PROBLEM DETAILS:
Scan the lines below for the string "fact" and copy every one that has it.

RECORD LIST:

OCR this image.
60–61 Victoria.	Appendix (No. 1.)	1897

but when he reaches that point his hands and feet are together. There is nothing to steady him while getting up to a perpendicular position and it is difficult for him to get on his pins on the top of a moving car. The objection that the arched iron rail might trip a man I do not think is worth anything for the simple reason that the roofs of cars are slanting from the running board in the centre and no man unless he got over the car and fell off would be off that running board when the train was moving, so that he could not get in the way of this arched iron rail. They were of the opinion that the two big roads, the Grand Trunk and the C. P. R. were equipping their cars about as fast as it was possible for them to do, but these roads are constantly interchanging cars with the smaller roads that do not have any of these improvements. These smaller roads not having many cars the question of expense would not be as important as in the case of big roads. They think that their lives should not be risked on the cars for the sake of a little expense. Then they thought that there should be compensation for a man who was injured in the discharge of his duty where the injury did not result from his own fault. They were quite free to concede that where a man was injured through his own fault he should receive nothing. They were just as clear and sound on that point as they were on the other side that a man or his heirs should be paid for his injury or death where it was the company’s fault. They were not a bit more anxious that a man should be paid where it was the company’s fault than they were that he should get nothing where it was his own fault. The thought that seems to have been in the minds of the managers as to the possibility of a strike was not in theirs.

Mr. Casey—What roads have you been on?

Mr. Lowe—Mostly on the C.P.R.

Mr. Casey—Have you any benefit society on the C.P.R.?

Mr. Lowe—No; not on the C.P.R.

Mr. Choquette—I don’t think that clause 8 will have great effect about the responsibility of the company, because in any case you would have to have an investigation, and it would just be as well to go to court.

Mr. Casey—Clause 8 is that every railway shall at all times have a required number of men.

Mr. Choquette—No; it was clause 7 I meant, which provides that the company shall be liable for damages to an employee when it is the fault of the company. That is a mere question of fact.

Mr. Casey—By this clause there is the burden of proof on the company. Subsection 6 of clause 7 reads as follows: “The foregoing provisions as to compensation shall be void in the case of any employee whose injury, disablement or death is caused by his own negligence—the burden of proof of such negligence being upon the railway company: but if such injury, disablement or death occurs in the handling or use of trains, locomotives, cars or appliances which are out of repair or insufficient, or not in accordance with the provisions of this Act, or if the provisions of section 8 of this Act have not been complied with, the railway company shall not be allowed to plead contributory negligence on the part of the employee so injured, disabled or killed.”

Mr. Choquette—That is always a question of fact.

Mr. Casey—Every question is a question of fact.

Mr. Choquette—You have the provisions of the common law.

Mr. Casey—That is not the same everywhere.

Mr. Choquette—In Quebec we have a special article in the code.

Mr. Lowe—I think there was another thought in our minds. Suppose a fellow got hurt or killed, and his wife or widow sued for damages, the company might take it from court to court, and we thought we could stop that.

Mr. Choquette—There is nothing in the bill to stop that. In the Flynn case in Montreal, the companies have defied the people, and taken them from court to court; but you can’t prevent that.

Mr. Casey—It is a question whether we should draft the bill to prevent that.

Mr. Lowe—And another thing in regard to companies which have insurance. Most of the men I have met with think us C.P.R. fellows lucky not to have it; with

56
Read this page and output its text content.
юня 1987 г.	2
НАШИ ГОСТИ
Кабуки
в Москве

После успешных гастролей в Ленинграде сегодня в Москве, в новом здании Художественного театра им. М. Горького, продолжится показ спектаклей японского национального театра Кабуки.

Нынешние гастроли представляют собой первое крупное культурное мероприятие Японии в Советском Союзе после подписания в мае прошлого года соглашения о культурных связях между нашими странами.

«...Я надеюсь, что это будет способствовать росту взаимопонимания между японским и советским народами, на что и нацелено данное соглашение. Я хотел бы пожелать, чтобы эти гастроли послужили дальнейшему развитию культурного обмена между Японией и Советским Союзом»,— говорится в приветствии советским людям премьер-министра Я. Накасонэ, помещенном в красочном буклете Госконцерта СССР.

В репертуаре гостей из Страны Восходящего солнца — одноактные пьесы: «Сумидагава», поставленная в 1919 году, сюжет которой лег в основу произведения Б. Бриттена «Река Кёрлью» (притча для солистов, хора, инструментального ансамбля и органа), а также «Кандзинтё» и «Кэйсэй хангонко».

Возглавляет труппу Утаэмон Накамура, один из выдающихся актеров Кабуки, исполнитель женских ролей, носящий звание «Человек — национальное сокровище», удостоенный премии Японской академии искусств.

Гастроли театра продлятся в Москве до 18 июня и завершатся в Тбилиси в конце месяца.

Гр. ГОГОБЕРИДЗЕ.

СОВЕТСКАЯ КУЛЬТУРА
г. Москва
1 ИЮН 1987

EXERCISE RESULT:
Mr. Choquette—No; it was clause 7 I meant, which provides that the company shall be liable for damages to an employee when it is the fault of the company. That is a mere question of fact.
Mr. Choquette—That is always a question of fact.
Mr. Casey—Every question is a question of fact.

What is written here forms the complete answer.